======== Listing

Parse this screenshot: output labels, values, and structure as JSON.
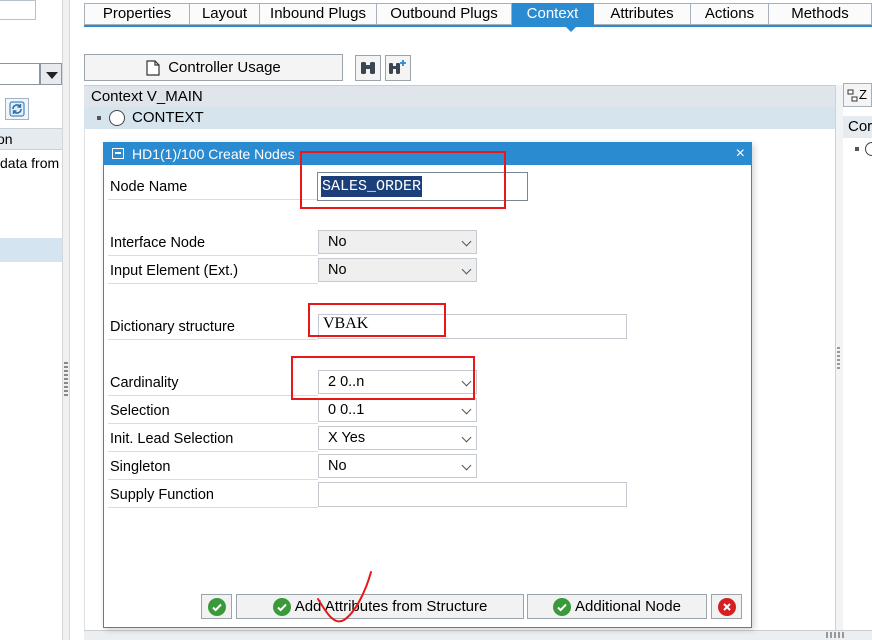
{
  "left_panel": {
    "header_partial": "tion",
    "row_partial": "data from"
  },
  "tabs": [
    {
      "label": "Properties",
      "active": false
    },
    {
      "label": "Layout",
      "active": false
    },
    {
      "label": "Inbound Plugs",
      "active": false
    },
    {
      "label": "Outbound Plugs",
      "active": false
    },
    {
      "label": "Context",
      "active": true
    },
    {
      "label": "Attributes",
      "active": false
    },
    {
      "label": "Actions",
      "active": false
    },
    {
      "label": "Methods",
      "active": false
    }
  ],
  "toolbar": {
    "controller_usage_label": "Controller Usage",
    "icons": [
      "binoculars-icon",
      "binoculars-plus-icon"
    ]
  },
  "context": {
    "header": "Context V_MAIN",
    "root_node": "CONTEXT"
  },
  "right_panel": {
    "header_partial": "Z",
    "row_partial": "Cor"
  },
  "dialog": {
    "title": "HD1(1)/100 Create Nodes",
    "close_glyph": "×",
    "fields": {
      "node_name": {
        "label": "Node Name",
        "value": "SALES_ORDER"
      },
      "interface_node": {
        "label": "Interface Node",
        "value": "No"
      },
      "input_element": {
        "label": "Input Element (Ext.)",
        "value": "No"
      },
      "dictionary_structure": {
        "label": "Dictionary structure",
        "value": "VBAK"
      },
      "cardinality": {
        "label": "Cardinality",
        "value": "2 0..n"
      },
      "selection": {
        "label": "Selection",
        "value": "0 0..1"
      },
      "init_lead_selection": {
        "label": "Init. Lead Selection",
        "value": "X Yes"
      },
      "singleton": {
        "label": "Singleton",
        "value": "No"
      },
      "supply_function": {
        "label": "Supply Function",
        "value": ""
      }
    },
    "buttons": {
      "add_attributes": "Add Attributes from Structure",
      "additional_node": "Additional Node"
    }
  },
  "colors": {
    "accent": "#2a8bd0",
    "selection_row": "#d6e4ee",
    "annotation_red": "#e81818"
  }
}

================
======== Listing

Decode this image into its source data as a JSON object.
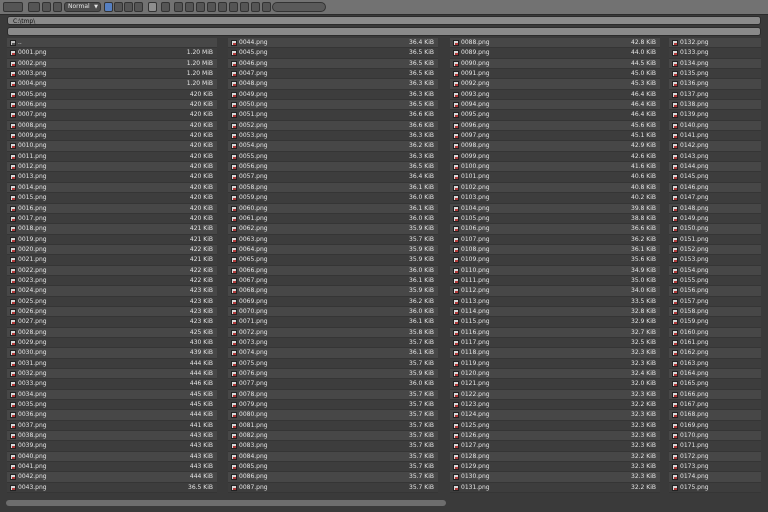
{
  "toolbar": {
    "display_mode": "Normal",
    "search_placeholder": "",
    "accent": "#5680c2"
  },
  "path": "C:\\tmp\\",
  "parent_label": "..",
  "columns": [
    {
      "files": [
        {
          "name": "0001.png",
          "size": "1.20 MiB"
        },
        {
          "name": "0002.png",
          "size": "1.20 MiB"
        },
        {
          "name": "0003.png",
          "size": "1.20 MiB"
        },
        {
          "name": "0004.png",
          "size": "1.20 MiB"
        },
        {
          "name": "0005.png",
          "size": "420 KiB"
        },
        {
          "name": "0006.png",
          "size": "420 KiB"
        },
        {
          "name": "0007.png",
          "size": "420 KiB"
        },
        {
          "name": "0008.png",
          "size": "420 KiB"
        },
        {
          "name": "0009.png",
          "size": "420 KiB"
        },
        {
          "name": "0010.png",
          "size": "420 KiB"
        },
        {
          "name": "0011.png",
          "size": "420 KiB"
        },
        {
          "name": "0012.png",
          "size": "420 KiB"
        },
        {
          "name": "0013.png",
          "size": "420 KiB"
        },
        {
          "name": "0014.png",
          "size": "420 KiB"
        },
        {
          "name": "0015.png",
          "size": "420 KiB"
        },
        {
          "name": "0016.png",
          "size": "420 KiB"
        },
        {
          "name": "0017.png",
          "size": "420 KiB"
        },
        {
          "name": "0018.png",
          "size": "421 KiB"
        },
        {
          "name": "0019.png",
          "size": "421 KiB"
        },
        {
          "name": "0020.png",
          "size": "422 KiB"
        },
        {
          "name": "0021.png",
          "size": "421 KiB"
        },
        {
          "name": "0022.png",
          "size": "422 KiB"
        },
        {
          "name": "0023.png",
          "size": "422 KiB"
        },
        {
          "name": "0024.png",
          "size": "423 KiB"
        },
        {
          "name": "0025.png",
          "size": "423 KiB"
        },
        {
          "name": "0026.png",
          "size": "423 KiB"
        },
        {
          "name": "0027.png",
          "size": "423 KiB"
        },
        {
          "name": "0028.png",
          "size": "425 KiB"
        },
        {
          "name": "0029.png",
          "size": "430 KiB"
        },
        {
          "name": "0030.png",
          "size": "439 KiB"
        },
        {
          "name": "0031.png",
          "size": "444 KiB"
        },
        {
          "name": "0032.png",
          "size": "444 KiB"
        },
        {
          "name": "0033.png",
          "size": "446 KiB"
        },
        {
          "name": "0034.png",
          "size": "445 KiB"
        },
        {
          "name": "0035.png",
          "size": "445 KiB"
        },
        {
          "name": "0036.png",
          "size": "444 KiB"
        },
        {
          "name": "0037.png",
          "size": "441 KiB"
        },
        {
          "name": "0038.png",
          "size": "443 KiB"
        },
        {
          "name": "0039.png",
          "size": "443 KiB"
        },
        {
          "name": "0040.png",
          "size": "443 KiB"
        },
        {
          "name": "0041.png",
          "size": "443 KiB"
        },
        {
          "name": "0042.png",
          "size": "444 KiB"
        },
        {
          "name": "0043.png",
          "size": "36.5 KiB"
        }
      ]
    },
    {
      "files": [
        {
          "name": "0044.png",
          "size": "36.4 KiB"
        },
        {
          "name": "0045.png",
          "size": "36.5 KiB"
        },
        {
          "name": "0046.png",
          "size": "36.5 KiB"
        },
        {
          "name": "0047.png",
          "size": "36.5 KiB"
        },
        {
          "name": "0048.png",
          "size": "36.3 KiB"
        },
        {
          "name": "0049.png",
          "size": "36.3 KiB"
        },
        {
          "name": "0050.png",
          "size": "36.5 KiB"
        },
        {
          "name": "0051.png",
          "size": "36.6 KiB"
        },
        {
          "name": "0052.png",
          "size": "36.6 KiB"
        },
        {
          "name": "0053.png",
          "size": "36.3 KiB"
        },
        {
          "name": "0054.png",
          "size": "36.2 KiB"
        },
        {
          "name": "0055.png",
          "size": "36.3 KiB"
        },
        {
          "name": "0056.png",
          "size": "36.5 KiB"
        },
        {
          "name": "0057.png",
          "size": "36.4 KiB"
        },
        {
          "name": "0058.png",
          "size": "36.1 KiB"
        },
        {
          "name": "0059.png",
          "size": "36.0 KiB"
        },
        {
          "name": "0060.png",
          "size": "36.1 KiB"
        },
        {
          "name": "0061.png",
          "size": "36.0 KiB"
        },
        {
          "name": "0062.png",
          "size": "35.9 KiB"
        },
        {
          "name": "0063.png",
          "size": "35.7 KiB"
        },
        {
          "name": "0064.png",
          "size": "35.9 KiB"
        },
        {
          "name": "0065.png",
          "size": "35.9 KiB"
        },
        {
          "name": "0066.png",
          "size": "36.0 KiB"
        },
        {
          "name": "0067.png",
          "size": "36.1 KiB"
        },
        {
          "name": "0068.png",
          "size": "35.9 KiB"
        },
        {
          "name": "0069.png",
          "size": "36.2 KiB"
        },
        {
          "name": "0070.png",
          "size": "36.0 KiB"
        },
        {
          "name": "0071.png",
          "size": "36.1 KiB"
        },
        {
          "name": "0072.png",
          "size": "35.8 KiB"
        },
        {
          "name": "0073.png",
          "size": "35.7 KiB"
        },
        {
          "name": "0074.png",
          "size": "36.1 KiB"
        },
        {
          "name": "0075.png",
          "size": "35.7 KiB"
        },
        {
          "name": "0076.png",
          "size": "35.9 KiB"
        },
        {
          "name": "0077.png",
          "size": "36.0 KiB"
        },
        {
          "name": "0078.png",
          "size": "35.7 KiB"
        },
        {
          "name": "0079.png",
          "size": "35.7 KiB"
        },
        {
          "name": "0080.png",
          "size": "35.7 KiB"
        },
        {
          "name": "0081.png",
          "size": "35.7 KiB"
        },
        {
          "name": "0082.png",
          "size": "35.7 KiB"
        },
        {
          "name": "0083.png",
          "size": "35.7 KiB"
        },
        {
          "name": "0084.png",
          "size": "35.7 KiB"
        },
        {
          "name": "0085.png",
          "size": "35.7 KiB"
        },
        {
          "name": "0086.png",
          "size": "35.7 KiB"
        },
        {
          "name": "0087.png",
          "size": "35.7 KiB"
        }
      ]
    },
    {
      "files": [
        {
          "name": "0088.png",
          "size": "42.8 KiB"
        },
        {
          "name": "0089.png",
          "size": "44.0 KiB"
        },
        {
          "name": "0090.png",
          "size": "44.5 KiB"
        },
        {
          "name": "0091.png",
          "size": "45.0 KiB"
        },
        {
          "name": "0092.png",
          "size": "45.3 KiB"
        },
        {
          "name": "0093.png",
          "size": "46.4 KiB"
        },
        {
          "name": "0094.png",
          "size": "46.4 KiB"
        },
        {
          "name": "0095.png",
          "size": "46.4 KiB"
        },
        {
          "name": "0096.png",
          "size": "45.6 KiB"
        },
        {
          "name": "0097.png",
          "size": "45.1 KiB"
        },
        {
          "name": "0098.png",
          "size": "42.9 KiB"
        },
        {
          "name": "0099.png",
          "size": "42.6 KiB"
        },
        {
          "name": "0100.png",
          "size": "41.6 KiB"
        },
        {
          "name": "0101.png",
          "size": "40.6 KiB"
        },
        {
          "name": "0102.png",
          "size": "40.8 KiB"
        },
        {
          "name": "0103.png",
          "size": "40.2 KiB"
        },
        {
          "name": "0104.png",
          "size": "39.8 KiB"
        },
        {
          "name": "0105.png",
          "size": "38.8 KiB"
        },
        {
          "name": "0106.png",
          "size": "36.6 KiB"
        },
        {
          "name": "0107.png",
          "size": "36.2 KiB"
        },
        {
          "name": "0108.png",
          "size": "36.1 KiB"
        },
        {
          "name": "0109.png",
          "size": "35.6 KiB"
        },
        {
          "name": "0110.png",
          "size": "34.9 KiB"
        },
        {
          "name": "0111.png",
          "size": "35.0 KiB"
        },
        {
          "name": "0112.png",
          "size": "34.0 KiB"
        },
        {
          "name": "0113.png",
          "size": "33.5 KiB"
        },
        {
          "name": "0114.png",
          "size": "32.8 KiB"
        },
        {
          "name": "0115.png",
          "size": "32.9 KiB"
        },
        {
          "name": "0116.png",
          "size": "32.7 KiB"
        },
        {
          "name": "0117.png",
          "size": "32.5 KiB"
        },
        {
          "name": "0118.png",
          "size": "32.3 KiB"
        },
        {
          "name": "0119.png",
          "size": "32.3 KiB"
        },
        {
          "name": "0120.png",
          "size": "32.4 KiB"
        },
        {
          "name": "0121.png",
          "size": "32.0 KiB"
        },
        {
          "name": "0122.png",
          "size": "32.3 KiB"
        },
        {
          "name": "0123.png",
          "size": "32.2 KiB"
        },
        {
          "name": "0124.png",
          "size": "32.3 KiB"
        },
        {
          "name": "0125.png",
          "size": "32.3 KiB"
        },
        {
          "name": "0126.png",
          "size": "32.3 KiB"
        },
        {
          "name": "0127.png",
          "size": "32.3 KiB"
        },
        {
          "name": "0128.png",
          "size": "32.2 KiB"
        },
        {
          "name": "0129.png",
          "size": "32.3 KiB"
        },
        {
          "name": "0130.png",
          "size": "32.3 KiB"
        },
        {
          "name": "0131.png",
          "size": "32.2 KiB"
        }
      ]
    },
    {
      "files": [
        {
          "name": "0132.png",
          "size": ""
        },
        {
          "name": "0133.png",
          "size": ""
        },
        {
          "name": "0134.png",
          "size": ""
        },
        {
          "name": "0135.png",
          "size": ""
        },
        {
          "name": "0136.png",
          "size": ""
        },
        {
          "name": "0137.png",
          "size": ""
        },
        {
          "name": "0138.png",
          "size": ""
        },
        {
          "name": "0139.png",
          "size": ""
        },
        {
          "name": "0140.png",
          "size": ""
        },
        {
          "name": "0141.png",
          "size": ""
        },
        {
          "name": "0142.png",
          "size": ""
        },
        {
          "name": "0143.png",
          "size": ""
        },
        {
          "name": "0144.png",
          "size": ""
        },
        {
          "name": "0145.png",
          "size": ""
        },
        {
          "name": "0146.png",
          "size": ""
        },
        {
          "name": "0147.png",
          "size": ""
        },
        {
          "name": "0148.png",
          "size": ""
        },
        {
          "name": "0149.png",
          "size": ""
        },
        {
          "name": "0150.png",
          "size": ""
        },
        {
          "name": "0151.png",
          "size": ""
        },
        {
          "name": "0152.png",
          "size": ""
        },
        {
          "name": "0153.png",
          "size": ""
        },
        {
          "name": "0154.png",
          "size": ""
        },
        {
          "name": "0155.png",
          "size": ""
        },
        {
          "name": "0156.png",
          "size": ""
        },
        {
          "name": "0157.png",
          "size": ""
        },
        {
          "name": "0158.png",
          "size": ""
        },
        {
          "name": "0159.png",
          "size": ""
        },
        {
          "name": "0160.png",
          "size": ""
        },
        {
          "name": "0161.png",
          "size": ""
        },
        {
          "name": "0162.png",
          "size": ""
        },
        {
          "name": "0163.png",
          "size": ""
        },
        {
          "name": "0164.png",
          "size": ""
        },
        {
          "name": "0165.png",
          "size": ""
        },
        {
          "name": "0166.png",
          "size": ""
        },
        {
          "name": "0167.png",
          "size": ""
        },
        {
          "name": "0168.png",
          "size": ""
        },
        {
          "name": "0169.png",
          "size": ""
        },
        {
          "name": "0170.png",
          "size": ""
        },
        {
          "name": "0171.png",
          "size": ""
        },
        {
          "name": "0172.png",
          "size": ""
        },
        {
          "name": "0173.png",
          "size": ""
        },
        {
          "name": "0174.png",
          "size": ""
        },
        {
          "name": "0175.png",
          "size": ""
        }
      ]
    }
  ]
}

================

Description of the task →
State the number of lines above that hold the string "this", with nothing added.

Finished answer →
2